(Dataset listings of figures)
▽
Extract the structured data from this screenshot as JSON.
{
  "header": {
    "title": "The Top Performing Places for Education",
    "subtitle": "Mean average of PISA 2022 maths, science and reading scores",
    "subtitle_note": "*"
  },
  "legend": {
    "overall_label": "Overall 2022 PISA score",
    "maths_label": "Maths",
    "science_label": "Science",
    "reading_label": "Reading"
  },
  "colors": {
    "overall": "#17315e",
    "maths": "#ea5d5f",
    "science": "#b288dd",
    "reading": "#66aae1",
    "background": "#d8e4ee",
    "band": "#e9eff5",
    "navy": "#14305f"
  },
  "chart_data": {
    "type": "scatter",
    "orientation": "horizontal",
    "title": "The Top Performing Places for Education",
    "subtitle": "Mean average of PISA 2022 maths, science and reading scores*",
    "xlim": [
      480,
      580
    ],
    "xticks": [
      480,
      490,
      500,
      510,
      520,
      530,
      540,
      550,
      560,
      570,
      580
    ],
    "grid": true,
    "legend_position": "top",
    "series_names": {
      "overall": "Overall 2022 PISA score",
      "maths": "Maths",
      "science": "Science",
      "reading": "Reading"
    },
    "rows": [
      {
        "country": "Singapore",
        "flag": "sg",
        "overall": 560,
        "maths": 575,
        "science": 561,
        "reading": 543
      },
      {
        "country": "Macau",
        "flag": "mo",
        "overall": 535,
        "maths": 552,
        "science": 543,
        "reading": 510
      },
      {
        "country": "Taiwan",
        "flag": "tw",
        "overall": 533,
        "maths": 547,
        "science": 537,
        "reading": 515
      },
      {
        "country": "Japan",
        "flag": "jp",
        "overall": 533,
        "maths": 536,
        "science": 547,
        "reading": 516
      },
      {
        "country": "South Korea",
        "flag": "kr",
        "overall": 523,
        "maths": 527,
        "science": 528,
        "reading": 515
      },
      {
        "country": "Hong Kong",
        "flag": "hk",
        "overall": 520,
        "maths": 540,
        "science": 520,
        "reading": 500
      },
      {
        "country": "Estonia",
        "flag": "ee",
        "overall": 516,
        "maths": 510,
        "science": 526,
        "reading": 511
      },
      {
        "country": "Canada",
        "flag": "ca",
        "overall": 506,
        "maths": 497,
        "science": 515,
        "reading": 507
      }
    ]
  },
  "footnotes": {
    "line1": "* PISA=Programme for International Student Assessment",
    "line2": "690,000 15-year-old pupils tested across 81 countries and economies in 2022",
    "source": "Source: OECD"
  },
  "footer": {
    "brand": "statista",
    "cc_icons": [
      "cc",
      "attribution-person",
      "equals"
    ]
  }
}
△
REQUIRED WORK
Copy every record exactly, with nothing added or dropped.

FINISHED EXERCISE
Extract the structured data from this screenshot as JSON.
{
  "header": {
    "title": "The Top Performing Places for Education",
    "subtitle": "Mean average of PISA 2022 maths, science and reading scores",
    "subtitle_note": "*"
  },
  "legend": {
    "overall_label": "Overall 2022 PISA score",
    "maths_label": "Maths",
    "science_label": "Science",
    "reading_label": "Reading"
  },
  "colors": {
    "overall": "#17315e",
    "maths": "#ea5d5f",
    "science": "#b288dd",
    "reading": "#66aae1",
    "background": "#d8e4ee",
    "band": "#e9eff5",
    "navy": "#14305f"
  },
  "chart_data": {
    "type": "scatter",
    "orientation": "horizontal",
    "title": "The Top Performing Places for Education",
    "subtitle": "Mean average of PISA 2022 maths, science and reading scores*",
    "xlim": [
      480,
      580
    ],
    "xticks": [
      480,
      490,
      500,
      510,
      520,
      530,
      540,
      550,
      560,
      570,
      580
    ],
    "grid": true,
    "legend_position": "top",
    "series_names": {
      "overall": "Overall 2022 PISA score",
      "maths": "Maths",
      "science": "Science",
      "reading": "Reading"
    },
    "rows": [
      {
        "country": "Singapore",
        "flag": "sg",
        "overall": 560,
        "maths": 575,
        "science": 561,
        "reading": 543
      },
      {
        "country": "Macau",
        "flag": "mo",
        "overall": 535,
        "maths": 552,
        "science": 543,
        "reading": 510
      },
      {
        "country": "Taiwan",
        "flag": "tw",
        "overall": 533,
        "maths": 547,
        "science": 537,
        "reading": 515
      },
      {
        "country": "Japan",
        "flag": "jp",
        "overall": 533,
        "maths": 536,
        "science": 547,
        "reading": 516
      },
      {
        "country": "South Korea",
        "flag": "kr",
        "overall": 523,
        "maths": 527,
        "science": 528,
        "reading": 515
      },
      {
        "country": "Hong Kong",
        "flag": "hk",
        "overall": 520,
        "maths": 540,
        "science": 520,
        "reading": 500
      },
      {
        "country": "Estonia",
        "flag": "ee",
        "overall": 516,
        "maths": 510,
        "science": 526,
        "reading": 511
      },
      {
        "country": "Canada",
        "flag": "ca",
        "overall": 506,
        "maths": 497,
        "science": 515,
        "reading": 507
      }
    ]
  },
  "footnotes": {
    "line1": "* PISA=Programme for International Student Assessment",
    "line2": "690,000 15-year-old pupils tested across 81 countries and economies in 2022",
    "source": "Source: OECD"
  },
  "footer": {
    "brand": "statista",
    "cc_icons": [
      "cc",
      "attribution-person",
      "equals"
    ]
  }
}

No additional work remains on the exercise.